REQUIRED TASKS:
A: Name each drug that the terbutaline abstract mentions by name.
B: Summarize the terbutaline abstract in two sentences.

EXCERPT PROVIDED:
□ □ □ □ □ □ □

Effects of terbutaline, a β2-adrenergic agonist, on the membrane potentials of innervated and denervated fast- and slow-twitch muscles

Abstract

Terbutaline (0.1 to 1000 μ m) produced a variable degree of hyperpolarization (2 to 3 mV) of innervated fibers on the surface of the fast-twitch extensor digitorum longus (extensor) and the slow-twitch soleus muscles from adult rats. Intracellular analysis of action potentials suggested that this effect of the β 2-agonist was associated with a decrease in the intracellular concentration of sodium [Na] i from 19.5 to 16.6 m m for the extensor and from 28.1 to 18.1 m m for the soleus. Terbutaline did not prevent ouabain (2 × 10 −4 m) from causing an approximately 10-mV decrease in the resting membrane potential (RMP) of these muscles. At 7 days after denervation, fibers of the extensor and soleus were depolarized an average of 21.1 and 13.7 mV, respectively. There was a corresponding increase in [Na] i to 27.5 and 34.8 m m. Also, ouabain failed to cause a further decrease in the RMP of the denervated extensor and that of the soleus was now depolarized by only 4 mV. Exposure of the muscles to terbutaline (10 μ m) partially reversed these effects of denervation. Specifically, the RMP was increased by 12.3 and 4.6 mV, respectively, for the extensor and soleus muscles. This was associated with the restoration of the ouabain-sensitive fraction of the RMP as well as a decrease in [Na] i to normal. The β-blocking drug propranolol completely prevented the effects of terbutaline on the RMP of the denervated muscles. The differences in the response of the extensor and soleus to terbutaline, as well as the effects of denervation on these responses, are discussed in terms of an adenylate cyclase pathway of muscle believed to mediate the effects of catecholamines on the RMP.

□ □ □ □ □ □ □

RECORDS PROVIDED:
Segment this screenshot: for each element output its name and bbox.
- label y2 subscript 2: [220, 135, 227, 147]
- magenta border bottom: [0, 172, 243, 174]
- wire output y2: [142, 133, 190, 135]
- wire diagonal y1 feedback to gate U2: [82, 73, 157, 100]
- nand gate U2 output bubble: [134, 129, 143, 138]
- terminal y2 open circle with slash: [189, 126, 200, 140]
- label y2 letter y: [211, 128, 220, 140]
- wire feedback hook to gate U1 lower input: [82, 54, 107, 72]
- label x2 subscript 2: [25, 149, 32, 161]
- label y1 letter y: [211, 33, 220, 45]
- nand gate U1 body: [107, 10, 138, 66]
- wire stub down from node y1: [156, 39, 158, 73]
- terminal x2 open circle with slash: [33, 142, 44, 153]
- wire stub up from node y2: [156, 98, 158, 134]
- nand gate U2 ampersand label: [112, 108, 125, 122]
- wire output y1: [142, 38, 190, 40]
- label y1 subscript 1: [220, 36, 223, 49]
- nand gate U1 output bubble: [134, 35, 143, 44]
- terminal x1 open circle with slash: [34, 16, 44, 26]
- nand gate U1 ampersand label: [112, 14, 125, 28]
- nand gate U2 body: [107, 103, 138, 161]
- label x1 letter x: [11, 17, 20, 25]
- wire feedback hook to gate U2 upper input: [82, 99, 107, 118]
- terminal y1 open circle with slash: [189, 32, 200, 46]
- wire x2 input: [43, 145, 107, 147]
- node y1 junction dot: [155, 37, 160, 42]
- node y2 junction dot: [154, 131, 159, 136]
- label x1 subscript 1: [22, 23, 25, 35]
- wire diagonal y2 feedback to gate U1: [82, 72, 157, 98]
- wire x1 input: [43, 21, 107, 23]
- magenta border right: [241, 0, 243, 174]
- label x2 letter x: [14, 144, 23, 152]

□ □ □ □ □ □ □

LIST OF ANSWERS:
A: Terbutaline, ouabain, propranolol

B: In innervated rat extensor digitorum longus and soleus muscles, terbutaline caused slight hyperpolarization, linked to a drop in intracellular sodium. In denervated muscles, it partly reversed the denervation-induced depolarization and restored intracellular sodium to normal, an effect that propranolol completely prevented.